CHALLENGE.
Copy each line of the material below that includes the string "JSON".

EXTRACTED RECORDS.
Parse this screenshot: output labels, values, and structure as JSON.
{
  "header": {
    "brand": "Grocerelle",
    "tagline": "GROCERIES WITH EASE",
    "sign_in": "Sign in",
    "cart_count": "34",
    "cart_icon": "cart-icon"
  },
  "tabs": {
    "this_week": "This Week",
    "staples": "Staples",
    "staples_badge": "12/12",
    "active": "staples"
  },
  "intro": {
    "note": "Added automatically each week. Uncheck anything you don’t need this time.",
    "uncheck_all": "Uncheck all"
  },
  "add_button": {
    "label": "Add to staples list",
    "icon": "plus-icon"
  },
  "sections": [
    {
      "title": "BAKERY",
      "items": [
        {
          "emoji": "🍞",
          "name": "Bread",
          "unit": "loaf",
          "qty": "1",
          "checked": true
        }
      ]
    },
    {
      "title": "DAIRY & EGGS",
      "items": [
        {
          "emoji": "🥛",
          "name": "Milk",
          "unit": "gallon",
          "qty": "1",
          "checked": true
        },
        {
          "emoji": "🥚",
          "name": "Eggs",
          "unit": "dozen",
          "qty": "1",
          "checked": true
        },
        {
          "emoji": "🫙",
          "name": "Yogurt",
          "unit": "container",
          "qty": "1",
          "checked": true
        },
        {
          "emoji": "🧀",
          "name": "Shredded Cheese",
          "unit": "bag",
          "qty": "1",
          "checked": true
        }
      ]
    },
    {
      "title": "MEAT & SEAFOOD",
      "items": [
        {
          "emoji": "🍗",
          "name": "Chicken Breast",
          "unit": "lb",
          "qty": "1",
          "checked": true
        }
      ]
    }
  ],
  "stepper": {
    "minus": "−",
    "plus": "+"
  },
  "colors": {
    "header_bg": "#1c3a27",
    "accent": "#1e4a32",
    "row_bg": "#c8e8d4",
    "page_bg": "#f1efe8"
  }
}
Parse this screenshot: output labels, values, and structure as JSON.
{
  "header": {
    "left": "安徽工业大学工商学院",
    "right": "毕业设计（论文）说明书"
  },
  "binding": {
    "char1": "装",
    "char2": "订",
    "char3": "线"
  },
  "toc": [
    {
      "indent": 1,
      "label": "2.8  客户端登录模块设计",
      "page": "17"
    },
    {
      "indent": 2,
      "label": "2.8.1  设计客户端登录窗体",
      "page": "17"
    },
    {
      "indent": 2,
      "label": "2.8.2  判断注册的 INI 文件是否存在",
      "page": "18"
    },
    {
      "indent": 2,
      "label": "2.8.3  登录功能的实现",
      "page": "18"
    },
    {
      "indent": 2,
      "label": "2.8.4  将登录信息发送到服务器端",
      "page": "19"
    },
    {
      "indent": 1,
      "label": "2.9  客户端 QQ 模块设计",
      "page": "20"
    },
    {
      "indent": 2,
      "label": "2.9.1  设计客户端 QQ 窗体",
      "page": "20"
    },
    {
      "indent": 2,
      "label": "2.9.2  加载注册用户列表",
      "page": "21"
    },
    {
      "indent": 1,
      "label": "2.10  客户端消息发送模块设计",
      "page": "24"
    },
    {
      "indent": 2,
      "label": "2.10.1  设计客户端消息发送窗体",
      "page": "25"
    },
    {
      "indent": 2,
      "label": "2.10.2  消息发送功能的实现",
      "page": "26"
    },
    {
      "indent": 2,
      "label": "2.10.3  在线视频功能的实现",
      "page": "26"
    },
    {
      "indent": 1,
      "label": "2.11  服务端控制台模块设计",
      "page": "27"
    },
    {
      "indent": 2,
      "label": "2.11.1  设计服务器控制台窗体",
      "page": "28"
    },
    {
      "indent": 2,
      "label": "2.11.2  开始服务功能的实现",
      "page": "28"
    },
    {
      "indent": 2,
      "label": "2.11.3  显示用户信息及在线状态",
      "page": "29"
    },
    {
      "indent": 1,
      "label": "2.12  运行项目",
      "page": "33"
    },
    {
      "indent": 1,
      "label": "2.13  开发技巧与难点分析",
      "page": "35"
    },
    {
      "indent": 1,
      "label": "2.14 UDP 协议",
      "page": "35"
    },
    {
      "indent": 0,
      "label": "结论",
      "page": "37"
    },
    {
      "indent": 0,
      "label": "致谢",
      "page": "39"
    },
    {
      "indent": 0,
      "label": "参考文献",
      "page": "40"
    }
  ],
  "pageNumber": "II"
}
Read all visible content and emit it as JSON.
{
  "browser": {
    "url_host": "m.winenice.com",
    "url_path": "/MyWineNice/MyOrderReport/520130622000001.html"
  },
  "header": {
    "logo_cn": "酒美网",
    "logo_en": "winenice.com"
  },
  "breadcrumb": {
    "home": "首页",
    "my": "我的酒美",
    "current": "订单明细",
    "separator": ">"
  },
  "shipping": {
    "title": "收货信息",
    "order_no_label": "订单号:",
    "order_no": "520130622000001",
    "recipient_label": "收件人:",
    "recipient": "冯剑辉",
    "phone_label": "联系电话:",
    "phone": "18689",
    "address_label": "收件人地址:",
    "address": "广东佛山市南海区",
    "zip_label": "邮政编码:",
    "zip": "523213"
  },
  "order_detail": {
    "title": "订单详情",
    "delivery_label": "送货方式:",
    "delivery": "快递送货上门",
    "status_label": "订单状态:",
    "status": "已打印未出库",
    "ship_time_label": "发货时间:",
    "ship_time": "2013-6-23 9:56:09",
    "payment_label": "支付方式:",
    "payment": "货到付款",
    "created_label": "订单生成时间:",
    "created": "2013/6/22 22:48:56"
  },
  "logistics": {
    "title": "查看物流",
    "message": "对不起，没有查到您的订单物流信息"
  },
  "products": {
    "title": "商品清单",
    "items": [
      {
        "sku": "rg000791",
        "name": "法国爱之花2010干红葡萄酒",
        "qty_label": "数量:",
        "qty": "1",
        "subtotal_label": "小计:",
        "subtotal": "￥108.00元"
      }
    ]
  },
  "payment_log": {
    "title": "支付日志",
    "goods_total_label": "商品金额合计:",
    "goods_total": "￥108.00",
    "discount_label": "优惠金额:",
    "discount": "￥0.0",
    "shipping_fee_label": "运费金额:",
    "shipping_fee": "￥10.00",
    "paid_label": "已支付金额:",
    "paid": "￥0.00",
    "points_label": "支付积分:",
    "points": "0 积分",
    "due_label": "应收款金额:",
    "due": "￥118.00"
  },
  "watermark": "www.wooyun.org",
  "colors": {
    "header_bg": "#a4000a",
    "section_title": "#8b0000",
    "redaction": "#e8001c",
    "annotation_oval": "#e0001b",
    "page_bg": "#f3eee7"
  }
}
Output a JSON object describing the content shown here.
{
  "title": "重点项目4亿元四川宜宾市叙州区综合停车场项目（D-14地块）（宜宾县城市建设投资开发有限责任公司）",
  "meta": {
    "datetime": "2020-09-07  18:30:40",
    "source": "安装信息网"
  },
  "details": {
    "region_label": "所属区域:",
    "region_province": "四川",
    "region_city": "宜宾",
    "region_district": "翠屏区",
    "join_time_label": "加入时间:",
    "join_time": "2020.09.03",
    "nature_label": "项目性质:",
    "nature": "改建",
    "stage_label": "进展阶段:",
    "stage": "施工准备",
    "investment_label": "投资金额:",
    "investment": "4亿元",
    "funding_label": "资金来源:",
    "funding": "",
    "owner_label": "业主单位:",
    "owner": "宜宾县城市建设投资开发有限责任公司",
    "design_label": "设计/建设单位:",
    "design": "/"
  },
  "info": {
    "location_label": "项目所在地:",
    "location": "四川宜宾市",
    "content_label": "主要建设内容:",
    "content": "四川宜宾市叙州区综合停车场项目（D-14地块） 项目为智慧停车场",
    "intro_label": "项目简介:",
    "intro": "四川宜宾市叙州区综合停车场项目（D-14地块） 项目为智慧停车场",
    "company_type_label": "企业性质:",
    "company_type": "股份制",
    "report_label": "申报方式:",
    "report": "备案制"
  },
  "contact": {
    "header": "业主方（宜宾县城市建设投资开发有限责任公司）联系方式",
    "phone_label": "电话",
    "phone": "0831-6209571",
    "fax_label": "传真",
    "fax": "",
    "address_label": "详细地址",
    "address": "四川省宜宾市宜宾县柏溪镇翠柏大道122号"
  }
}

EXERCISE RESULT.
Parse this screenshot: output labels, values, and structure as JSON.
Parse this screenshot: output labels, values, and structure as JSON.
Read all visible content and emit it as JSON.
Output a JSON object describing the content shown here.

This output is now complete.